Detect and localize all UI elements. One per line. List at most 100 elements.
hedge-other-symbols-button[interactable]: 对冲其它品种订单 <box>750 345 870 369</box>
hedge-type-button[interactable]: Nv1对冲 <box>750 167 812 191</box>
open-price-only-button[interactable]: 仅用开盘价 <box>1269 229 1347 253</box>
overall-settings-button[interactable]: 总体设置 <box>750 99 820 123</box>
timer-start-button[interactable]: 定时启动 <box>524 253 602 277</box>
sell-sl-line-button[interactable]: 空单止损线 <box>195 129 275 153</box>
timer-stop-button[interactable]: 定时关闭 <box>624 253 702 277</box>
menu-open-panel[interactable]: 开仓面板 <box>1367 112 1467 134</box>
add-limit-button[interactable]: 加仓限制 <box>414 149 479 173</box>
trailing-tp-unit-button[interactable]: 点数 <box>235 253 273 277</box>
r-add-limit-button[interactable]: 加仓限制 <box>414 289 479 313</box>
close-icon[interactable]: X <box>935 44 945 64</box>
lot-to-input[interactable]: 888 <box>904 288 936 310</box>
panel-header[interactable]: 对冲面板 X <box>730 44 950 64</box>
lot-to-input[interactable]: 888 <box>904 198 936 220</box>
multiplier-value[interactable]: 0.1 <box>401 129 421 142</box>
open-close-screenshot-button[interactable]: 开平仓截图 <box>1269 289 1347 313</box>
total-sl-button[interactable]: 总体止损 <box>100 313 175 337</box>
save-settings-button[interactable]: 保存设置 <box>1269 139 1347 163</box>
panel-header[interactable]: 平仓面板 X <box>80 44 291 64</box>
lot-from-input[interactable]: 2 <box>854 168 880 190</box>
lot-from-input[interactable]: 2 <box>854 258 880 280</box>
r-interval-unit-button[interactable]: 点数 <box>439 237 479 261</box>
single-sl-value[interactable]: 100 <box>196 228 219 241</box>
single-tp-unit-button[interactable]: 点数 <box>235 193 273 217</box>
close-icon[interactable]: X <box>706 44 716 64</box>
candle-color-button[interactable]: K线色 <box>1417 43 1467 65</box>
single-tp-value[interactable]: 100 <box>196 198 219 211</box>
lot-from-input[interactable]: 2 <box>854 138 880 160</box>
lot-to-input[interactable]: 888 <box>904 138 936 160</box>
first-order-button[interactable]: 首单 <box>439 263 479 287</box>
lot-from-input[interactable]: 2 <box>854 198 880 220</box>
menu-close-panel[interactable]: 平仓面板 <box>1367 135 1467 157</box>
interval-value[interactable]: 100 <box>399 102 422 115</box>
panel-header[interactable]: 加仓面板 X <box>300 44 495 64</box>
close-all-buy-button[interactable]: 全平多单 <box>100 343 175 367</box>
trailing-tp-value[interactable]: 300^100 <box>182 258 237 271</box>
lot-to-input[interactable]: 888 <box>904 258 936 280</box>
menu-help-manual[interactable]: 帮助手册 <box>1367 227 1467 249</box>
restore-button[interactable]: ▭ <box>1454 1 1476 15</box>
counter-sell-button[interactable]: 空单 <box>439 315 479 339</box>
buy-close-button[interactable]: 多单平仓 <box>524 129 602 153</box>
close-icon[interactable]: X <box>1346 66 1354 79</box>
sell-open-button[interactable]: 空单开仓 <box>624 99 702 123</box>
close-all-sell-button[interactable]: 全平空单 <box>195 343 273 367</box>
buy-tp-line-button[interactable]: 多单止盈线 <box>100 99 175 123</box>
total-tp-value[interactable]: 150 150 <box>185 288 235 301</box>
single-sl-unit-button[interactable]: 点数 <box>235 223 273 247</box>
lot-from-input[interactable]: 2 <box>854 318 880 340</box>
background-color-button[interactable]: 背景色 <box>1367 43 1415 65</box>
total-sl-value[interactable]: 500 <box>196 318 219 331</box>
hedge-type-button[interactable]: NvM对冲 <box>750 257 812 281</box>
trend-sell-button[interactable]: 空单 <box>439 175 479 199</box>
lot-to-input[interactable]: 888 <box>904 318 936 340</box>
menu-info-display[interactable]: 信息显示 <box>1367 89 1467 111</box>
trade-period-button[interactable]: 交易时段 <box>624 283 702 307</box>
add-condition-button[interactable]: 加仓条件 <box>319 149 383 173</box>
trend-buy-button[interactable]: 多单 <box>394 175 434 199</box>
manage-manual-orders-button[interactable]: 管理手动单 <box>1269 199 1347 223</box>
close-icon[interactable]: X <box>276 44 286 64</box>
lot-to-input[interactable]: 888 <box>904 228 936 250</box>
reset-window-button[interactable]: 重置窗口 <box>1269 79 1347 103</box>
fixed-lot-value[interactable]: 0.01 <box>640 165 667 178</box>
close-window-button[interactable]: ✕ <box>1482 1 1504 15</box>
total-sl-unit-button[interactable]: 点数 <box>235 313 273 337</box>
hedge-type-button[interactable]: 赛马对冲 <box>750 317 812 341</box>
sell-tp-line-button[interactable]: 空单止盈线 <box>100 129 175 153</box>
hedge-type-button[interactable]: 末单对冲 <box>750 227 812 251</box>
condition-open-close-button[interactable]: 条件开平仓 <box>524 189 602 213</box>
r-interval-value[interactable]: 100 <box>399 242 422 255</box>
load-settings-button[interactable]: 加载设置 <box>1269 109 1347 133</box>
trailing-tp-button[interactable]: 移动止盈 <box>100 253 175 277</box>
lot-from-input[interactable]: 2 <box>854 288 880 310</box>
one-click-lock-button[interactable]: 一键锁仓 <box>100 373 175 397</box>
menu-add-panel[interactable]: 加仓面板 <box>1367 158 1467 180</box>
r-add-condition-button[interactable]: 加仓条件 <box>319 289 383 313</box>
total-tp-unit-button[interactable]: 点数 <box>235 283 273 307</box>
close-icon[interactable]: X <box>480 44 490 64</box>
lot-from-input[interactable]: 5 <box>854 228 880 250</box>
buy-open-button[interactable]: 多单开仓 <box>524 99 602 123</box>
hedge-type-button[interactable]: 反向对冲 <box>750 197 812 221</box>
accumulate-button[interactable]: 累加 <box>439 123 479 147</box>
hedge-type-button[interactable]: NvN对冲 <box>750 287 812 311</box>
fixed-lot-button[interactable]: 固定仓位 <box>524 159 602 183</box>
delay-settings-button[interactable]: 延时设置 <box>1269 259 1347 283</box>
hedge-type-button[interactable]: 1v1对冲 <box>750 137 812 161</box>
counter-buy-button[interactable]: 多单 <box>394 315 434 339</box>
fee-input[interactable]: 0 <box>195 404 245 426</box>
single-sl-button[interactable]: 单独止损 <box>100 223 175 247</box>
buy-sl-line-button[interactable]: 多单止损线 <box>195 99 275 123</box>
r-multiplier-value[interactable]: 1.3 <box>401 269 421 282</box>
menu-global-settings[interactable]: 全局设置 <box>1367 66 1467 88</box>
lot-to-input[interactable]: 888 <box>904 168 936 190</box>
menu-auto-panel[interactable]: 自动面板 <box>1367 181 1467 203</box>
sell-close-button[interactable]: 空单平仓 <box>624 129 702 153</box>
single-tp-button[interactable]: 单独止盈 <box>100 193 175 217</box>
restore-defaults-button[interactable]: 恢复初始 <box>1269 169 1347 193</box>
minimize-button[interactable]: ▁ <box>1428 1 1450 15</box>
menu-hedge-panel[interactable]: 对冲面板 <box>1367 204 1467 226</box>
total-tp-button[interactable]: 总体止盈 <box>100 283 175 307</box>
────────────────────────────────────────
Required work: Rewrite the data above, switching each "lot-to-input" to "lot-max-input" and leaving all else as it stands.

Exercise answer:
Detect and localize all UI elements. One per line. List at most 100 elements.
hedge-other-symbols-button[interactable]: 对冲其它品种订单 <box>750 345 870 369</box>
hedge-type-button[interactable]: Nv1对冲 <box>750 167 812 191</box>
open-price-only-button[interactable]: 仅用开盘价 <box>1269 229 1347 253</box>
overall-settings-button[interactable]: 总体设置 <box>750 99 820 123</box>
timer-start-button[interactable]: 定时启动 <box>524 253 602 277</box>
sell-sl-line-button[interactable]: 空单止损线 <box>195 129 275 153</box>
timer-stop-button[interactable]: 定时关闭 <box>624 253 702 277</box>
menu-open-panel[interactable]: 开仓面板 <box>1367 112 1467 134</box>
add-limit-button[interactable]: 加仓限制 <box>414 149 479 173</box>
trailing-tp-unit-button[interactable]: 点数 <box>235 253 273 277</box>
r-add-limit-button[interactable]: 加仓限制 <box>414 289 479 313</box>
close-icon[interactable]: X <box>935 44 945 64</box>
lot-max-input[interactable]: 888 <box>904 288 936 310</box>
panel-header[interactable]: 对冲面板 X <box>730 44 950 64</box>
lot-max-input[interactable]: 888 <box>904 198 936 220</box>
multiplier-value[interactable]: 0.1 <box>401 129 421 142</box>
open-close-screenshot-button[interactable]: 开平仓截图 <box>1269 289 1347 313</box>
total-sl-button[interactable]: 总体止损 <box>100 313 175 337</box>
save-settings-button[interactable]: 保存设置 <box>1269 139 1347 163</box>
panel-header[interactable]: 平仓面板 X <box>80 44 291 64</box>
lot-from-input[interactable]: 2 <box>854 168 880 190</box>
lot-from-input[interactable]: 2 <box>854 258 880 280</box>
r-interval-unit-button[interactable]: 点数 <box>439 237 479 261</box>
single-sl-value[interactable]: 100 <box>196 228 219 241</box>
single-tp-unit-button[interactable]: 点数 <box>235 193 273 217</box>
close-icon[interactable]: X <box>706 44 716 64</box>
candle-color-button[interactable]: K线色 <box>1417 43 1467 65</box>
single-tp-value[interactable]: 100 <box>196 198 219 211</box>
lot-from-input[interactable]: 2 <box>854 138 880 160</box>
lot-max-input[interactable]: 888 <box>904 138 936 160</box>
first-order-button[interactable]: 首单 <box>439 263 479 287</box>
lot-from-input[interactable]: 2 <box>854 198 880 220</box>
menu-close-panel[interactable]: 平仓面板 <box>1367 135 1467 157</box>
interval-value[interactable]: 100 <box>399 102 422 115</box>
panel-header[interactable]: 加仓面板 X <box>300 44 495 64</box>
close-all-buy-button[interactable]: 全平多单 <box>100 343 175 367</box>
trailing-tp-value[interactable]: 300^100 <box>182 258 237 271</box>
lot-max-input[interactable]: 888 <box>904 258 936 280</box>
menu-help-manual[interactable]: 帮助手册 <box>1367 227 1467 249</box>
restore-button[interactable]: ▭ <box>1454 1 1476 15</box>
counter-sell-button[interactable]: 空单 <box>439 315 479 339</box>
buy-close-button[interactable]: 多单平仓 <box>524 129 602 153</box>
close-icon[interactable]: X <box>1346 66 1354 79</box>
sell-open-button[interactable]: 空单开仓 <box>624 99 702 123</box>
close-all-sell-button[interactable]: 全平空单 <box>195 343 273 367</box>
buy-tp-line-button[interactable]: 多单止盈线 <box>100 99 175 123</box>
total-tp-value[interactable]: 150 150 <box>185 288 235 301</box>
single-sl-unit-button[interactable]: 点数 <box>235 223 273 247</box>
lot-from-input[interactable]: 2 <box>854 318 880 340</box>
background-color-button[interactable]: 背景色 <box>1367 43 1415 65</box>
total-sl-value[interactable]: 500 <box>196 318 219 331</box>
hedge-type-button[interactable]: NvM对冲 <box>750 257 812 281</box>
trend-sell-button[interactable]: 空单 <box>439 175 479 199</box>
lot-max-input[interactable]: 888 <box>904 318 936 340</box>
menu-info-display[interactable]: 信息显示 <box>1367 89 1467 111</box>
trade-period-button[interactable]: 交易时段 <box>624 283 702 307</box>
add-condition-button[interactable]: 加仓条件 <box>319 149 383 173</box>
trend-buy-button[interactable]: 多单 <box>394 175 434 199</box>
manage-manual-orders-button[interactable]: 管理手动单 <box>1269 199 1347 223</box>
close-icon[interactable]: X <box>276 44 286 64</box>
lot-max-input[interactable]: 888 <box>904 228 936 250</box>
reset-window-button[interactable]: 重置窗口 <box>1269 79 1347 103</box>
fixed-lot-value[interactable]: 0.01 <box>640 165 667 178</box>
close-window-button[interactable]: ✕ <box>1482 1 1504 15</box>
total-sl-unit-button[interactable]: 点数 <box>235 313 273 337</box>
hedge-type-button[interactable]: 赛马对冲 <box>750 317 812 341</box>
sell-tp-line-button[interactable]: 空单止盈线 <box>100 129 175 153</box>
hedge-type-button[interactable]: 末单对冲 <box>750 227 812 251</box>
condition-open-close-button[interactable]: 条件开平仓 <box>524 189 602 213</box>
r-interval-value[interactable]: 100 <box>399 242 422 255</box>
load-settings-button[interactable]: 加载设置 <box>1269 109 1347 133</box>
trailing-tp-button[interactable]: 移动止盈 <box>100 253 175 277</box>
lot-from-input[interactable]: 2 <box>854 288 880 310</box>
one-click-lock-button[interactable]: 一键锁仓 <box>100 373 175 397</box>
menu-add-panel[interactable]: 加仓面板 <box>1367 158 1467 180</box>
r-add-condition-button[interactable]: 加仓条件 <box>319 289 383 313</box>
total-tp-unit-button[interactable]: 点数 <box>235 283 273 307</box>
close-icon[interactable]: X <box>480 44 490 64</box>
lot-from-input[interactable]: 5 <box>854 228 880 250</box>
buy-open-button[interactable]: 多单开仓 <box>524 99 602 123</box>
hedge-type-button[interactable]: 反向对冲 <box>750 197 812 221</box>
accumulate-button[interactable]: 累加 <box>439 123 479 147</box>
hedge-type-button[interactable]: NvN对冲 <box>750 287 812 311</box>
fixed-lot-button[interactable]: 固定仓位 <box>524 159 602 183</box>
delay-settings-button[interactable]: 延时设置 <box>1269 259 1347 283</box>
hedge-type-button[interactable]: 1v1对冲 <box>750 137 812 161</box>
counter-buy-button[interactable]: 多单 <box>394 315 434 339</box>
fee-input[interactable]: 0 <box>195 404 245 426</box>
single-sl-button[interactable]: 单独止损 <box>100 223 175 247</box>
buy-sl-line-button[interactable]: 多单止损线 <box>195 99 275 123</box>
r-multiplier-value[interactable]: 1.3 <box>401 269 421 282</box>
menu-global-settings[interactable]: 全局设置 <box>1367 66 1467 88</box>
lot-max-input[interactable]: 888 <box>904 168 936 190</box>
menu-auto-panel[interactable]: 自动面板 <box>1367 181 1467 203</box>
sell-close-button[interactable]: 空单平仓 <box>624 129 702 153</box>
single-tp-button[interactable]: 单独止盈 <box>100 193 175 217</box>
restore-defaults-button[interactable]: 恢复初始 <box>1269 169 1347 193</box>
minimize-button[interactable]: ▁ <box>1428 1 1450 15</box>
menu-hedge-panel[interactable]: 对冲面板 <box>1367 204 1467 226</box>
total-tp-button[interactable]: 总体止盈 <box>100 283 175 307</box>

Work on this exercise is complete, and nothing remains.